▶ [RECORD EXCERPTS]

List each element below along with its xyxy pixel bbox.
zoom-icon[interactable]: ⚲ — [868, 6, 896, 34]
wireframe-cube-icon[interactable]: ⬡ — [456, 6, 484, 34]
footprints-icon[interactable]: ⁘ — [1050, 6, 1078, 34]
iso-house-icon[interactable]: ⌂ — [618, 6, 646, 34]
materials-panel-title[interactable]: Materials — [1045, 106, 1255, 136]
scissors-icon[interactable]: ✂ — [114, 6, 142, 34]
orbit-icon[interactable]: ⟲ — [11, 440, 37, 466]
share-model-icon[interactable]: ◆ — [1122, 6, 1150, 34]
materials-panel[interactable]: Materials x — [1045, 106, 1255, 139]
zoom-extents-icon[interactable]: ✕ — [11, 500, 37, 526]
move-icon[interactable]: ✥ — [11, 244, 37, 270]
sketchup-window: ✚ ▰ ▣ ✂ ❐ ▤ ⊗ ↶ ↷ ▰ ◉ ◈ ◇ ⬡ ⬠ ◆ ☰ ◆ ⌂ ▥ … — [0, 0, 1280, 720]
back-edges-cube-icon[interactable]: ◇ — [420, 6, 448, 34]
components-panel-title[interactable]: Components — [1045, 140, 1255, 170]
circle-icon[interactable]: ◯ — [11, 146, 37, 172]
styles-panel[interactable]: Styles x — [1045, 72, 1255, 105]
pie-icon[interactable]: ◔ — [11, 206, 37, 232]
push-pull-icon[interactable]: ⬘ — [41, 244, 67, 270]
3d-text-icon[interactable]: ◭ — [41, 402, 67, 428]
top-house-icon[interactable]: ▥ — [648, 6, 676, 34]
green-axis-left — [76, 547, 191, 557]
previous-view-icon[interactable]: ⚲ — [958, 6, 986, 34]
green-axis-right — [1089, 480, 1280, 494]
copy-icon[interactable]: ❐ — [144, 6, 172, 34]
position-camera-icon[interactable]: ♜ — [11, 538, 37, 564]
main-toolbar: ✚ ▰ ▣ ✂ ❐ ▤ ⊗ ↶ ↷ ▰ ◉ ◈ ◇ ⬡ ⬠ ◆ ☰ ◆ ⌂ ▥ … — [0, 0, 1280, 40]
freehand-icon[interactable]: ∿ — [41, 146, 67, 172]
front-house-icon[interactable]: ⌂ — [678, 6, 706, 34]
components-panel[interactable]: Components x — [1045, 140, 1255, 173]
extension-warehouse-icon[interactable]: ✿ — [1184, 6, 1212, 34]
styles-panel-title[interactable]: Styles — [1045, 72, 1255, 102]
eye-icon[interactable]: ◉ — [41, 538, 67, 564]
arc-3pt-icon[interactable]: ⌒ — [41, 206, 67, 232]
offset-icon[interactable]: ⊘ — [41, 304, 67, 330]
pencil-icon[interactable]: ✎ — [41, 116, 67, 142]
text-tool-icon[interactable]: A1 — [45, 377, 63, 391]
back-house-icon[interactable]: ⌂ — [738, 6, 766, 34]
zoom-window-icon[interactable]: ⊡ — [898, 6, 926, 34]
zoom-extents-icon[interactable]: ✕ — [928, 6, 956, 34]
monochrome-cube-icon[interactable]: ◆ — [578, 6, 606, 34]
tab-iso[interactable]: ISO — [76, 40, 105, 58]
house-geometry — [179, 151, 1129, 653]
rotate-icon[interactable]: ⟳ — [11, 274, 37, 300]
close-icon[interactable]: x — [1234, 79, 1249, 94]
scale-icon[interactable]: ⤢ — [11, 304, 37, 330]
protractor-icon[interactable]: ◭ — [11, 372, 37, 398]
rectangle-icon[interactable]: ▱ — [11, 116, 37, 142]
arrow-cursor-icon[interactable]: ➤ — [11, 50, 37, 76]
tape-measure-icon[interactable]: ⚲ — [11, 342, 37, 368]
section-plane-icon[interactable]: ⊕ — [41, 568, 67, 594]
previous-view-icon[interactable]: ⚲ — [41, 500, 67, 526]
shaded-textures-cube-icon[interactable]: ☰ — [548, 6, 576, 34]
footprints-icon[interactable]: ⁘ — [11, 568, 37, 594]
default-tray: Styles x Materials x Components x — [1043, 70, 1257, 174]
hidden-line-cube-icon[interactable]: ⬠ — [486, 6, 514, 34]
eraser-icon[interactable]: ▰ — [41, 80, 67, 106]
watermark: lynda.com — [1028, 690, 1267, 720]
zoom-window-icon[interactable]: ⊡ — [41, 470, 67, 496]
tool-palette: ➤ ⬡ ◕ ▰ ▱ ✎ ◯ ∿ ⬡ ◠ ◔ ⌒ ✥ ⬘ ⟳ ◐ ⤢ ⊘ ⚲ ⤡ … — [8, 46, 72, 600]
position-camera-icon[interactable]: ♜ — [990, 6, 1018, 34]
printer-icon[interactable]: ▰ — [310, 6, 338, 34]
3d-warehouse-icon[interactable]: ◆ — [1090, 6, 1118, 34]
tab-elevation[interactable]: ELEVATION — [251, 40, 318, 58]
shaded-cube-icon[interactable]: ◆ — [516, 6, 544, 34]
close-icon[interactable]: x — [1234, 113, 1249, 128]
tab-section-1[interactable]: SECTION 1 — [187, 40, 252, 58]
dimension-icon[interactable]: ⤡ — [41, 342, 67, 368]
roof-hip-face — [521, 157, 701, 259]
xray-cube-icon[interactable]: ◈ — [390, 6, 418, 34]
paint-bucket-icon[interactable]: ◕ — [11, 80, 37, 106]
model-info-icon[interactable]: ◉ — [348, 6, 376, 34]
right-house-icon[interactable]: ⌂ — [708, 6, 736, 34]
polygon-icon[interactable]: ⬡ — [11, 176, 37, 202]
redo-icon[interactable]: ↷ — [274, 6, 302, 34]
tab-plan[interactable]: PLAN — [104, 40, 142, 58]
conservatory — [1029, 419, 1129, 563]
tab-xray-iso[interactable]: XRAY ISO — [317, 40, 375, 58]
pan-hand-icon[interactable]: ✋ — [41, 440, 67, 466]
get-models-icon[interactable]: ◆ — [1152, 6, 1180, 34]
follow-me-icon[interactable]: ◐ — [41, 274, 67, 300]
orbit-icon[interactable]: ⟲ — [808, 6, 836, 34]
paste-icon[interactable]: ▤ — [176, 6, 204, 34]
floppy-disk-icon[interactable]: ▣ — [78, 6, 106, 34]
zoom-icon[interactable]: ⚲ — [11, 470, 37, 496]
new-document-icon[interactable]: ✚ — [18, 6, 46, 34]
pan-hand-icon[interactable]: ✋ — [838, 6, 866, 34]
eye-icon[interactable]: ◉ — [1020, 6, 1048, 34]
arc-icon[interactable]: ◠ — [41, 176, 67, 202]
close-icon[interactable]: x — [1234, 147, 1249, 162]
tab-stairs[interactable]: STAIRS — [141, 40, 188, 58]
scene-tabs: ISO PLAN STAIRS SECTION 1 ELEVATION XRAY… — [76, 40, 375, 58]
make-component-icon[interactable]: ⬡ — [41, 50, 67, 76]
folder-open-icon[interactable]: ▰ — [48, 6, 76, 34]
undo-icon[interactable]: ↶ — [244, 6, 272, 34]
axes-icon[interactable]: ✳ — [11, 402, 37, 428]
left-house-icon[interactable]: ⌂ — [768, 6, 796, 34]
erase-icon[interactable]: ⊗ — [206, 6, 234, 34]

▶ [WHAT THIS TASK INVOLVES]
Could you rewrite the records with every "interactable" changed to "clickable" and everything else left untouched?

▶ [WRITTEN RESPONSE]
List each element below along with its xyxy pixel bbox.
zoom-icon[clickable]: ⚲ — [868, 6, 896, 34]
wireframe-cube-icon[clickable]: ⬡ — [456, 6, 484, 34]
footprints-icon[clickable]: ⁘ — [1050, 6, 1078, 34]
iso-house-icon[clickable]: ⌂ — [618, 6, 646, 34]
materials-panel-title[clickable]: Materials — [1045, 106, 1255, 136]
scissors-icon[clickable]: ✂ — [114, 6, 142, 34]
orbit-icon[clickable]: ⟲ — [11, 440, 37, 466]
share-model-icon[clickable]: ◆ — [1122, 6, 1150, 34]
materials-panel[clickable]: Materials x — [1045, 106, 1255, 139]
zoom-extents-icon[clickable]: ✕ — [11, 500, 37, 526]
move-icon[clickable]: ✥ — [11, 244, 37, 270]
sketchup-window: ✚ ▰ ▣ ✂ ❐ ▤ ⊗ ↶ ↷ ▰ ◉ ◈ ◇ ⬡ ⬠ ◆ ☰ ◆ ⌂ ▥ … — [0, 0, 1280, 720]
back-edges-cube-icon[clickable]: ◇ — [420, 6, 448, 34]
components-panel-title[clickable]: Components — [1045, 140, 1255, 170]
circle-icon[clickable]: ◯ — [11, 146, 37, 172]
styles-panel[clickable]: Styles x — [1045, 72, 1255, 105]
pie-icon[clickable]: ◔ — [11, 206, 37, 232]
push-pull-icon[clickable]: ⬘ — [41, 244, 67, 270]
3d-text-icon[clickable]: ◭ — [41, 402, 67, 428]
top-house-icon[clickable]: ▥ — [648, 6, 676, 34]
green-axis-left — [76, 547, 191, 557]
previous-view-icon[clickable]: ⚲ — [958, 6, 986, 34]
green-axis-right — [1089, 480, 1280, 494]
copy-icon[clickable]: ❐ — [144, 6, 172, 34]
position-camera-icon[clickable]: ♜ — [11, 538, 37, 564]
main-toolbar: ✚ ▰ ▣ ✂ ❐ ▤ ⊗ ↶ ↷ ▰ ◉ ◈ ◇ ⬡ ⬠ ◆ ☰ ◆ ⌂ ▥ … — [0, 0, 1280, 40]
freehand-icon[clickable]: ∿ — [41, 146, 67, 172]
front-house-icon[clickable]: ⌂ — [678, 6, 706, 34]
components-panel[clickable]: Components x — [1045, 140, 1255, 173]
extension-warehouse-icon[clickable]: ✿ — [1184, 6, 1212, 34]
styles-panel-title[clickable]: Styles — [1045, 72, 1255, 102]
eye-icon[clickable]: ◉ — [41, 538, 67, 564]
arc-3pt-icon[clickable]: ⌒ — [41, 206, 67, 232]
offset-icon[clickable]: ⊘ — [41, 304, 67, 330]
pencil-icon[clickable]: ✎ — [41, 116, 67, 142]
text-tool-icon[clickable]: A1 — [45, 377, 63, 391]
back-house-icon[clickable]: ⌂ — [738, 6, 766, 34]
zoom-window-icon[clickable]: ⊡ — [898, 6, 926, 34]
zoom-extents-icon[clickable]: ✕ — [928, 6, 956, 34]
monochrome-cube-icon[clickable]: ◆ — [578, 6, 606, 34]
tab-iso[clickable]: ISO — [76, 40, 105, 58]
house-geometry — [179, 151, 1129, 653]
rotate-icon[clickable]: ⟳ — [11, 274, 37, 300]
close-icon[clickable]: x — [1234, 79, 1249, 94]
scale-icon[clickable]: ⤢ — [11, 304, 37, 330]
protractor-icon[clickable]: ◭ — [11, 372, 37, 398]
rectangle-icon[clickable]: ▱ — [11, 116, 37, 142]
arrow-cursor-icon[clickable]: ➤ — [11, 50, 37, 76]
tape-measure-icon[clickable]: ⚲ — [11, 342, 37, 368]
section-plane-icon[clickable]: ⊕ — [41, 568, 67, 594]
previous-view-icon[clickable]: ⚲ — [41, 500, 67, 526]
shaded-textures-cube-icon[clickable]: ☰ — [548, 6, 576, 34]
footprints-icon[clickable]: ⁘ — [11, 568, 37, 594]
default-tray: Styles x Materials x Components x — [1043, 70, 1257, 174]
hidden-line-cube-icon[clickable]: ⬠ — [486, 6, 514, 34]
eraser-icon[clickable]: ▰ — [41, 80, 67, 106]
watermark: lynda.com — [1028, 690, 1267, 720]
zoom-window-icon[clickable]: ⊡ — [41, 470, 67, 496]
tool-palette: ➤ ⬡ ◕ ▰ ▱ ✎ ◯ ∿ ⬡ ◠ ◔ ⌒ ✥ ⬘ ⟳ ◐ ⤢ ⊘ ⚲ ⤡ … — [8, 46, 72, 600]
position-camera-icon[clickable]: ♜ — [990, 6, 1018, 34]
printer-icon[clickable]: ▰ — [310, 6, 338, 34]
3d-warehouse-icon[clickable]: ◆ — [1090, 6, 1118, 34]
tab-elevation[clickable]: ELEVATION — [251, 40, 318, 58]
shaded-cube-icon[clickable]: ◆ — [516, 6, 544, 34]
close-icon[clickable]: x — [1234, 113, 1249, 128]
tab-section-1[clickable]: SECTION 1 — [187, 40, 252, 58]
dimension-icon[clickable]: ⤡ — [41, 342, 67, 368]
roof-hip-face — [521, 157, 701, 259]
xray-cube-icon[clickable]: ◈ — [390, 6, 418, 34]
paint-bucket-icon[clickable]: ◕ — [11, 80, 37, 106]
model-info-icon[clickable]: ◉ — [348, 6, 376, 34]
right-house-icon[clickable]: ⌂ — [708, 6, 736, 34]
polygon-icon[clickable]: ⬡ — [11, 176, 37, 202]
redo-icon[clickable]: ↷ — [274, 6, 302, 34]
tab-plan[clickable]: PLAN — [104, 40, 142, 58]
conservatory — [1029, 419, 1129, 563]
tab-xray-iso[clickable]: XRAY ISO — [317, 40, 375, 58]
pan-hand-icon[clickable]: ✋ — [41, 440, 67, 466]
get-models-icon[clickable]: ◆ — [1152, 6, 1180, 34]
follow-me-icon[clickable]: ◐ — [41, 274, 67, 300]
orbit-icon[clickable]: ⟲ — [808, 6, 836, 34]
paste-icon[clickable]: ▤ — [176, 6, 204, 34]
floppy-disk-icon[clickable]: ▣ — [78, 6, 106, 34]
zoom-icon[clickable]: ⚲ — [11, 470, 37, 496]
new-document-icon[clickable]: ✚ — [18, 6, 46, 34]
pan-hand-icon[clickable]: ✋ — [838, 6, 866, 34]
eye-icon[clickable]: ◉ — [1020, 6, 1048, 34]
arc-icon[clickable]: ◠ — [41, 176, 67, 202]
close-icon[clickable]: x — [1234, 147, 1249, 162]
tab-stairs[clickable]: STAIRS — [141, 40, 188, 58]
scene-tabs: ISO PLAN STAIRS SECTION 1 ELEVATION XRAY… — [76, 40, 375, 58]
make-component-icon[clickable]: ⬡ — [41, 50, 67, 76]
folder-open-icon[clickable]: ▰ — [48, 6, 76, 34]
undo-icon[clickable]: ↶ — [244, 6, 272, 34]
axes-icon[clickable]: ✳ — [11, 402, 37, 428]
left-house-icon[clickable]: ⌂ — [768, 6, 796, 34]
erase-icon[clickable]: ⊗ — [206, 6, 234, 34]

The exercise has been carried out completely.